__What you have to do__.
Your task is to copy every line of the entries that contains "totipotent".

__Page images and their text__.

□ □ □

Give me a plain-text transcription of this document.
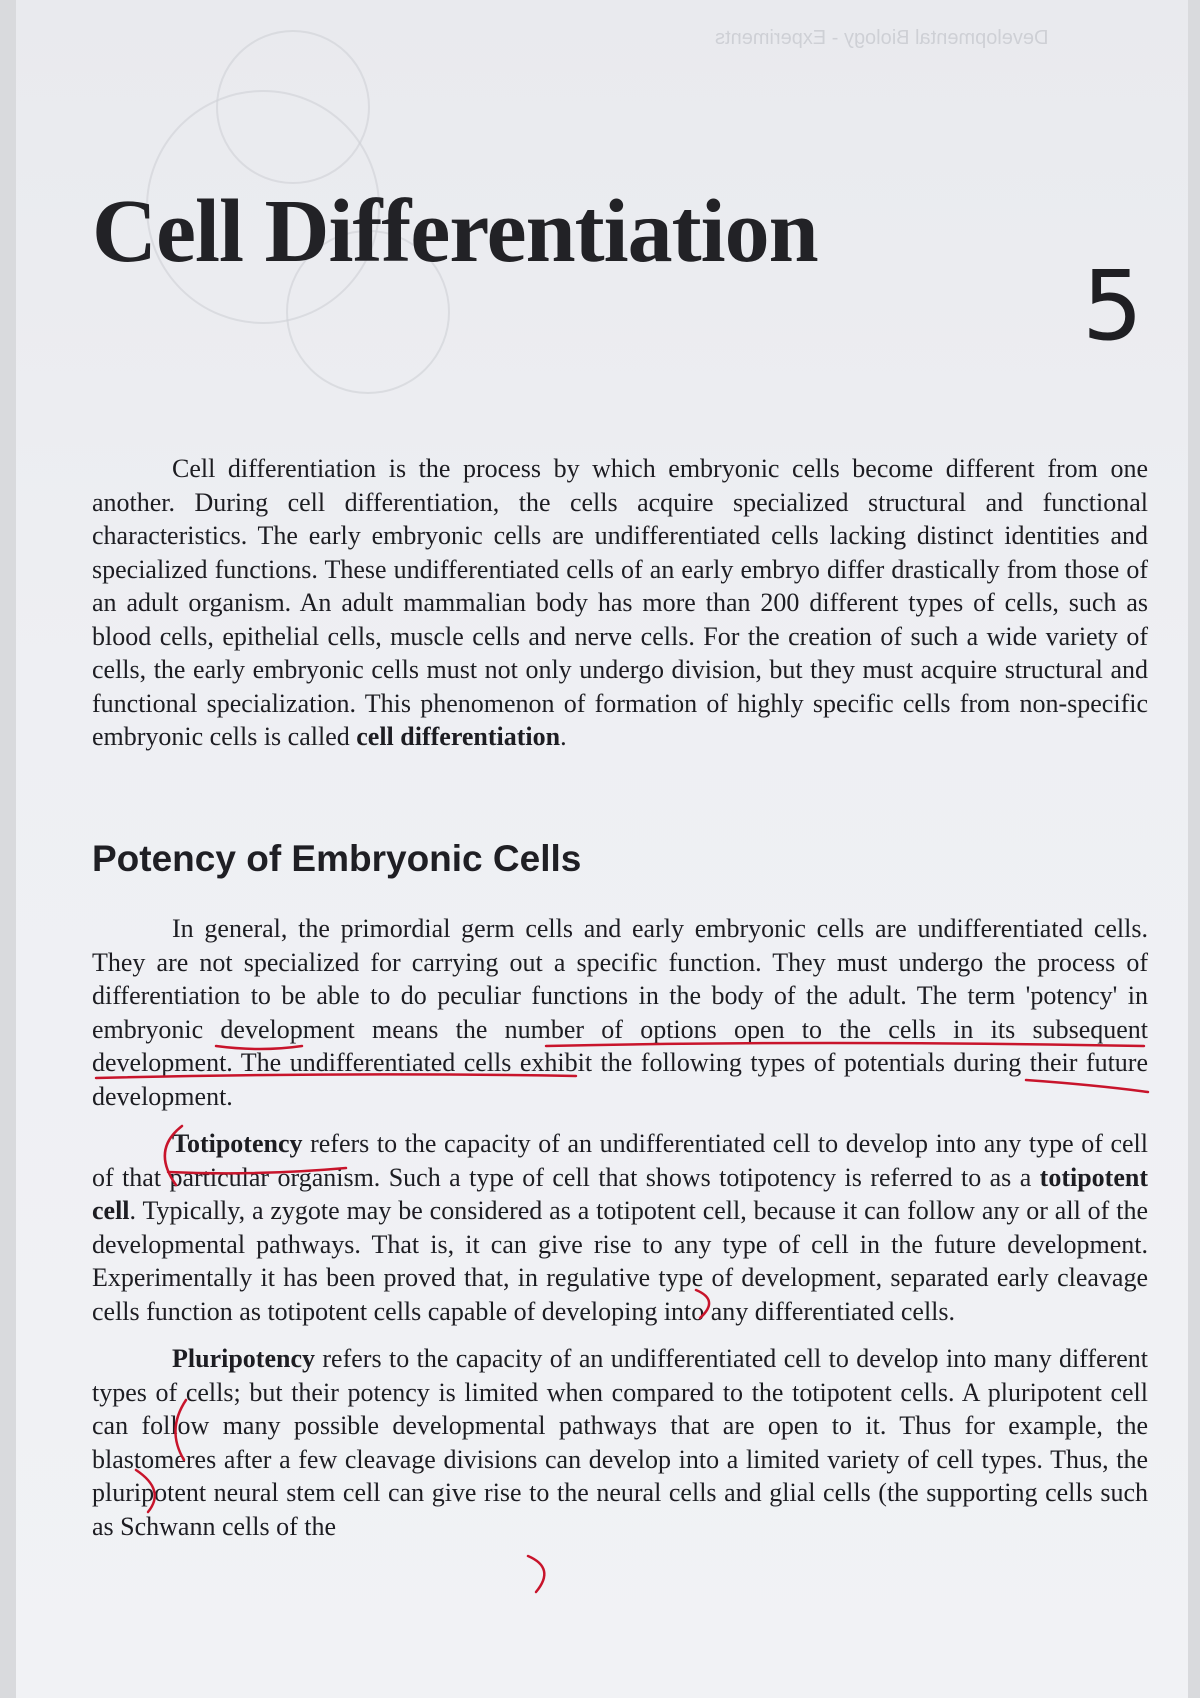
Developmental Biology - Experiments
Cell Differentiation
5

Cell differentiation is the process by which embryonic cells become different from one another. During cell differentiation, the cells acquire specialized structural and functional characteristics. The early embryonic cells are undifferentiated cells lacking distinct identities and specialized functions. These undifferentiated cells of an early embryo differ drastically from those of an adult organism. An adult mammalian body has more than 200 different types of cells, such as blood cells, epithelial cells, muscle cells and nerve cells. For the creation of such a wide variety of cells, the early embryonic cells must not only undergo division, but they must acquire structural and functional specialization. This phenomenon of formation of highly specific cells from non-specific embryonic cells is called cell differentiation.

Potency of Embryonic Cells

In general, the primordial germ cells and early embryonic cells are undifferentiated cells. They are not specialized for carrying out a specific function. They must undergo the process of differentiation to be able to do peculiar functions in the body of the adult. The term 'potency' in embryonic development means the number of options open to the cells in its subsequent development. The undifferentiated cells exhibit the following types of potentials during their future development.

Totipotency refers to the capacity of an undifferentiated cell to develop into any type of cell of that particular organism. Such a type of cell that shows totipotency is referred to as a totipotent cell. Typically, a zygote may be considered as a totipotent cell, because it can follow any or all of the developmental pathways. That is, it can give rise to any type of cell in the future development. Experimentally it has been proved that, in regulative type of development, separated early cleavage cells function as totipotent cells capable of developing into any differentiated cells.

Pluripotency refers to the capacity of an undifferentiated cell to develop into many different types of cells; but their potency is limited when compared to the totipotent cells. A pluripotent cell can follow many possible developmental pathways that are open to it. Thus for example, the blastomeres after a few cleavage divisions can develop into a limited variety of cell types. Thus, the pluripotent neural stem cell can give rise to the neural cells and glial cells (the supporting cells such as Schwann cells of the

□ □ □

__Response for this exercise__.
Totipotency refers to the capacity of an undifferentiated cell to develop into any type of cell of that particular organism. Such a type of cell that shows totipotency is referred to as a totipotent cell. Typically, a zygote may be considered as a totipotent cell, because it can follow any or all of the developmental pathways. That is, it can give rise to any type of cell in the future development. Experimentally it has been proved that, in regulative type of development, separated early cleavage cells function as totipotent cells capable of developing into any differentiated cells.
Pluripotency refers to the capacity of an undifferentiated cell to develop into many different types of cells; but their potency is limited when compared to the totipotent cells. A pluripotent cell can follow many possible developmental pathways that are open to it. Thus for example, the blastomeres after a few cleavage divisions can develop into a limited variety of cell types. Thus, the pluripotent neural stem cell can give rise to the neural cells and glial cells (the supporting cells such as Schwann cells of the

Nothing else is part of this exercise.